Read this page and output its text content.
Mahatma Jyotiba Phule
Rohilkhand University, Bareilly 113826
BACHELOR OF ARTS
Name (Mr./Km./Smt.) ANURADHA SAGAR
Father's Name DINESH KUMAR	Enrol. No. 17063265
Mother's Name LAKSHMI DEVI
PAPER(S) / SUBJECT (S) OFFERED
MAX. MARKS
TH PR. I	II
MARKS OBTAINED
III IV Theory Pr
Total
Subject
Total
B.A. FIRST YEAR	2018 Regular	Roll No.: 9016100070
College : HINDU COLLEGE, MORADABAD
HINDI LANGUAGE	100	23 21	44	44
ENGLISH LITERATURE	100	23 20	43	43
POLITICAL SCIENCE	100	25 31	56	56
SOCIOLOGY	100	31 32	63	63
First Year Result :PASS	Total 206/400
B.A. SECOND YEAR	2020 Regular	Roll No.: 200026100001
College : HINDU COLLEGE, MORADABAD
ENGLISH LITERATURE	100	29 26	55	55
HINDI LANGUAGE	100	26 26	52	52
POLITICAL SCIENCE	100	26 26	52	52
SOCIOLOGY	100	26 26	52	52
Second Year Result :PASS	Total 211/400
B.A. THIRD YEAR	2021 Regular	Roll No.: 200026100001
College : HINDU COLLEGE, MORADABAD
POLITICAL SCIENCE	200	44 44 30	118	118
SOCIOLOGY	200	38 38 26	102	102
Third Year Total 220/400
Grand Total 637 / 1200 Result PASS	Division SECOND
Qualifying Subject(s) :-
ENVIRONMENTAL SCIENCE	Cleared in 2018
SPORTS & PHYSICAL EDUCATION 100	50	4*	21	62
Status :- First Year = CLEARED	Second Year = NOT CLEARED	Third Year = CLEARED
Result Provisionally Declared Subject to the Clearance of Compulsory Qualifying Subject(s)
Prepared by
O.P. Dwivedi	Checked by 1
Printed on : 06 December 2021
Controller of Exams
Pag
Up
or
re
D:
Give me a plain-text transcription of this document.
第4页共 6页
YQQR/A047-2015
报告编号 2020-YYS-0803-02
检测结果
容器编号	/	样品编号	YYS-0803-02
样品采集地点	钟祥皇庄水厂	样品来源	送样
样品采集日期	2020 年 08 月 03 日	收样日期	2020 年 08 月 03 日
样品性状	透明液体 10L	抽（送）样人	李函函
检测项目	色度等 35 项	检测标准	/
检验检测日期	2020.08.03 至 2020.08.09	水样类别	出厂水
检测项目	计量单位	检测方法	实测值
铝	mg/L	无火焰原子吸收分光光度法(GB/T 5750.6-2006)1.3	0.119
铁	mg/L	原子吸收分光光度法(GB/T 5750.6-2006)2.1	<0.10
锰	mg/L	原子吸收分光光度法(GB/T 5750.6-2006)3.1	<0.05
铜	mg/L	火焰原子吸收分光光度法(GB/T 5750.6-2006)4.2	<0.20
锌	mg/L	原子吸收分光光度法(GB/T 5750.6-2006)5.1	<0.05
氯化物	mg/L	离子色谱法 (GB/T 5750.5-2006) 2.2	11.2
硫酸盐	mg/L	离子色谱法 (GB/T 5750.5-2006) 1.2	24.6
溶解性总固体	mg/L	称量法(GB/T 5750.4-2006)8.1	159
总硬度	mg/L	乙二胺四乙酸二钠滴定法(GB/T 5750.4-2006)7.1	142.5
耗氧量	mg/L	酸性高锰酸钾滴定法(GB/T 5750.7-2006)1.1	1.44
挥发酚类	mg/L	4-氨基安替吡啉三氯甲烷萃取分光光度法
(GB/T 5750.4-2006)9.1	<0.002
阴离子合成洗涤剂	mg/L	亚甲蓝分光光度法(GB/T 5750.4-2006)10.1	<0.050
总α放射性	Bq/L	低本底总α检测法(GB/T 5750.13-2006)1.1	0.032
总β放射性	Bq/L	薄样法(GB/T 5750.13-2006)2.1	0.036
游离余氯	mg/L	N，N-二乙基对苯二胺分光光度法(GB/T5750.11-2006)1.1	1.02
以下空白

^^^^

AIM OF THE TASK: Please return the data above exactly as given.

WORKED ANSWER:
Read this page and output its text content.
Mahatma Jyotiba Phule
Rohilkhand University, Bareilly 113826
BACHELOR OF ARTS
Name (Mr./Km./Smt.) ANURADHA SAGAR
Father's Name DINESH KUMAR	Enrol. No. 17063265
Mother's Name LAKSHMI DEVI
PAPER(S) / SUBJECT (S) OFFERED
MAX. MARKS
TH PR. I	II
MARKS OBTAINED
III IV Theory Pr
Total
Subject
Total
B.A. FIRST YEAR	2018 Regular	Roll No.: 9016100070
College : HINDU COLLEGE, MORADABAD
HINDI LANGUAGE	100	23 21	44	44
ENGLISH LITERATURE	100	23 20	43	43
POLITICAL SCIENCE	100	25 31	56	56
SOCIOLOGY	100	31 32	63	63
First Year Result :PASS	Total 206/400
B.A. SECOND YEAR	2020 Regular	Roll No.: 200026100001
College : HINDU COLLEGE, MORADABAD
ENGLISH LITERATURE	100	29 26	55	55
HINDI LANGUAGE	100	26 26	52	52
POLITICAL SCIENCE	100	26 26	52	52
SOCIOLOGY	100	26 26	52	52
Second Year Result :PASS	Total 211/400
B.A. THIRD YEAR	2021 Regular	Roll No.: 200026100001
College : HINDU COLLEGE, MORADABAD
POLITICAL SCIENCE	200	44 44 30	118	118
SOCIOLOGY	200	38 38 26	102	102
Third Year Total 220/400
Grand Total 637 / 1200 Result PASS	Division SECOND
Qualifying Subject(s) :-
ENVIRONMENTAL SCIENCE	Cleared in 2018
SPORTS & PHYSICAL EDUCATION 100	50	4*	21	62
Status :- First Year = CLEARED	Second Year = NOT CLEARED	Third Year = CLEARED
Result Provisionally Declared Subject to the Clearance of Compulsory Qualifying Subject(s)
Prepared by
O.P. Dwivedi	Checked by 1
Printed on : 06 December 2021
Controller of Exams
Pag
Up
or
re
D:
Give me a plain-text transcription of this document.
第4页共 6页
YQQR/A047-2015
报告编号 2020-YYS-0803-02
检测结果
容器编号	/	样品编号	YYS-0803-02
样品采集地点	钟祥皇庄水厂	样品来源	送样
样品采集日期	2020 年 08 月 03 日	收样日期	2020 年 08 月 03 日
样品性状	透明液体 10L	抽（送）样人	李函函
检测项目	色度等 35 项	检测标准	/
检验检测日期	2020.08.03 至 2020.08.09	水样类别	出厂水
检测项目	计量单位	检测方法	实测值
铝	mg/L	无火焰原子吸收分光光度法(GB/T 5750.6-2006)1.3	0.119
铁	mg/L	原子吸收分光光度法(GB/T 5750.6-2006)2.1	<0.10
锰	mg/L	原子吸收分光光度法(GB/T 5750.6-2006)3.1	<0.05
铜	mg/L	火焰原子吸收分光光度法(GB/T 5750.6-2006)4.2	<0.20
锌	mg/L	原子吸收分光光度法(GB/T 5750.6-2006)5.1	<0.05
氯化物	mg/L	离子色谱法 (GB/T 5750.5-2006) 2.2	11.2
硫酸盐	mg/L	离子色谱法 (GB/T 5750.5-2006) 1.2	24.6
溶解性总固体	mg/L	称量法(GB/T 5750.4-2006)8.1	159
总硬度	mg/L	乙二胺四乙酸二钠滴定法(GB/T 5750.4-2006)7.1	142.5
耗氧量	mg/L	酸性高锰酸钾滴定法(GB/T 5750.7-2006)1.1	1.44
挥发酚类	mg/L	4-氨基安替吡啉三氯甲烷萃取分光光度法
(GB/T 5750.4-2006)9.1	<0.002
阴离子合成洗涤剂	mg/L	亚甲蓝分光光度法(GB/T 5750.4-2006)10.1	<0.050
总α放射性	Bq/L	低本底总α检测法(GB/T 5750.13-2006)1.1	0.032
总β放射性	Bq/L	薄样法(GB/T 5750.13-2006)2.1	0.036
游离余氯	mg/L	N，N-二乙基对苯二胺分光光度法(GB/T5750.11-2006)1.1	1.02
以下空白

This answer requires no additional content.